─── Provided records

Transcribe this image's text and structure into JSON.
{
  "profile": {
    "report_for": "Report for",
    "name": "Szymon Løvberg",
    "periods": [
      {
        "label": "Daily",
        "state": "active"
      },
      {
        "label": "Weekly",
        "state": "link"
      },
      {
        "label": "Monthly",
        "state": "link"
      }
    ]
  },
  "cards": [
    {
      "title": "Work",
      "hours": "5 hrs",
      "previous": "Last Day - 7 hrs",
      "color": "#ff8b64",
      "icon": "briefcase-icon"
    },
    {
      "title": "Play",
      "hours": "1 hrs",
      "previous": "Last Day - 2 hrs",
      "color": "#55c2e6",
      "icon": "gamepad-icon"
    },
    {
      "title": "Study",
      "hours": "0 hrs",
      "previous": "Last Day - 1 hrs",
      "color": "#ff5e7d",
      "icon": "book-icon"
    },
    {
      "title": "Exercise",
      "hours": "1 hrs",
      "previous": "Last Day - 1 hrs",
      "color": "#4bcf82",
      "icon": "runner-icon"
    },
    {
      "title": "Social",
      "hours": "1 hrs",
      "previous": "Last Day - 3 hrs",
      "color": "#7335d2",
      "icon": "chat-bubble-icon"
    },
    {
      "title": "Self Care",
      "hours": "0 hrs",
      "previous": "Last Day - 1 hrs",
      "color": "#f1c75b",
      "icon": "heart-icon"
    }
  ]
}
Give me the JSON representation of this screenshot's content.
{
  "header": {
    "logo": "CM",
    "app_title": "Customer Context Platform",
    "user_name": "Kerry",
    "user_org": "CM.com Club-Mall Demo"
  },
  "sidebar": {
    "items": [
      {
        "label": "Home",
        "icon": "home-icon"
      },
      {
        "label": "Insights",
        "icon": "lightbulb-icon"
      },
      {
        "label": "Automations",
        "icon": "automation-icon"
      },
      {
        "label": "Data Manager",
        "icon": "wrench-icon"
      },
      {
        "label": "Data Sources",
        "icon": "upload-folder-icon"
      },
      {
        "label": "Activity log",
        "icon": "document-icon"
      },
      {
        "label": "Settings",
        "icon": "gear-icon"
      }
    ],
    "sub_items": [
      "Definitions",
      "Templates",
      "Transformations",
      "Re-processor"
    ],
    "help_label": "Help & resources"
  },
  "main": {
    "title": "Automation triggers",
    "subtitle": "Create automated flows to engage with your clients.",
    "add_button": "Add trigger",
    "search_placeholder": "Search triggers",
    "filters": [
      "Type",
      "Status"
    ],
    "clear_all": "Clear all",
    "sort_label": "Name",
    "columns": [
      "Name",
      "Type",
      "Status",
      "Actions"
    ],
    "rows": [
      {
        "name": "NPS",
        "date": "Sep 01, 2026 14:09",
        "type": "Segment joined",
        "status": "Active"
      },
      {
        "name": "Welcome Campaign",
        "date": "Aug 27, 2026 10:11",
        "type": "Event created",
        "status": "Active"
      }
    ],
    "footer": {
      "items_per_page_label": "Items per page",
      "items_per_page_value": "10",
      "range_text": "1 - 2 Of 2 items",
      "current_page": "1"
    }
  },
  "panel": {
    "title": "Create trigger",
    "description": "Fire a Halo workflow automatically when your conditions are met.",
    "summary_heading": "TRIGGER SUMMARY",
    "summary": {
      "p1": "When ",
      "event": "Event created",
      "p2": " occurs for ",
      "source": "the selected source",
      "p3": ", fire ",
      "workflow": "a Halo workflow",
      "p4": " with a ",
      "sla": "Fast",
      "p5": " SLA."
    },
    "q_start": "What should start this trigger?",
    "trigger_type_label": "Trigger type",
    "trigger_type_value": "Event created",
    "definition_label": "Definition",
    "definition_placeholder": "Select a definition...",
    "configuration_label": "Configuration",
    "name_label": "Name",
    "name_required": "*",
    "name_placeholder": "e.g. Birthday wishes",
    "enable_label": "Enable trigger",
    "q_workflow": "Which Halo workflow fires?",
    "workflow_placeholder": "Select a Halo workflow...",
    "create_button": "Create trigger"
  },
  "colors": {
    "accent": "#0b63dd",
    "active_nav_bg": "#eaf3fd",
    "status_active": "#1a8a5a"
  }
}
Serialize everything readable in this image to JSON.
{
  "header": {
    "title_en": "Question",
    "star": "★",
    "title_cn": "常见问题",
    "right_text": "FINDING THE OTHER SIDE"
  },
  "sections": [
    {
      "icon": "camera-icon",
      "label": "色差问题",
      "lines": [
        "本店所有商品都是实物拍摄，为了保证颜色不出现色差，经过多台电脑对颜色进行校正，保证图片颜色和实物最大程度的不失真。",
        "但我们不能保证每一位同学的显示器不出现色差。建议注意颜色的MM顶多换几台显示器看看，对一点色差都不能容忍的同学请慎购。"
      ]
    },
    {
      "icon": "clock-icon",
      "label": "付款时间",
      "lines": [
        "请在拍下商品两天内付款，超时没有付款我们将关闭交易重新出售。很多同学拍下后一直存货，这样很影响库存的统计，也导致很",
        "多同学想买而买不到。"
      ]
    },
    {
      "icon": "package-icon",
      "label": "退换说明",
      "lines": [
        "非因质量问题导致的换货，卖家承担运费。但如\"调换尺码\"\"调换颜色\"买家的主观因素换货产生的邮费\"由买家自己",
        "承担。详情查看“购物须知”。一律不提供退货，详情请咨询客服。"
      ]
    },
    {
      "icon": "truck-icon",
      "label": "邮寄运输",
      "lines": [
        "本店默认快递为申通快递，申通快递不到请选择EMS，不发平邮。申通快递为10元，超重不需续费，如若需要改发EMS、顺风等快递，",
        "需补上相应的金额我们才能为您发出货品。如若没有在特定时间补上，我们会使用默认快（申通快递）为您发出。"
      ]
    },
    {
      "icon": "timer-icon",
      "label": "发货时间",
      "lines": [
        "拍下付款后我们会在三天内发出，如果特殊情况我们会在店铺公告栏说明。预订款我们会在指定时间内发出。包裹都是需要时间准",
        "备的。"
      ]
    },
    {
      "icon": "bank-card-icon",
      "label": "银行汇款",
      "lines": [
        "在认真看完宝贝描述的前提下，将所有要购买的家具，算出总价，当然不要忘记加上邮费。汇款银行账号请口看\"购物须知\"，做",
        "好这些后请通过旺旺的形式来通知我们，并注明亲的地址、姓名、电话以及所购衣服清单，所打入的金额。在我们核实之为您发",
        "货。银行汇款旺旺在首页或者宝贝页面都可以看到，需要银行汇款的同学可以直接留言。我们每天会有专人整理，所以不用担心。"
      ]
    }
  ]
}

──────

* Problem description
Using the entries above, return each line in which the word "date" occurs.

* Result of this task
        "date": "Sep 01, 2026 14:09",
        "date": "Aug 27, 2026 10:11",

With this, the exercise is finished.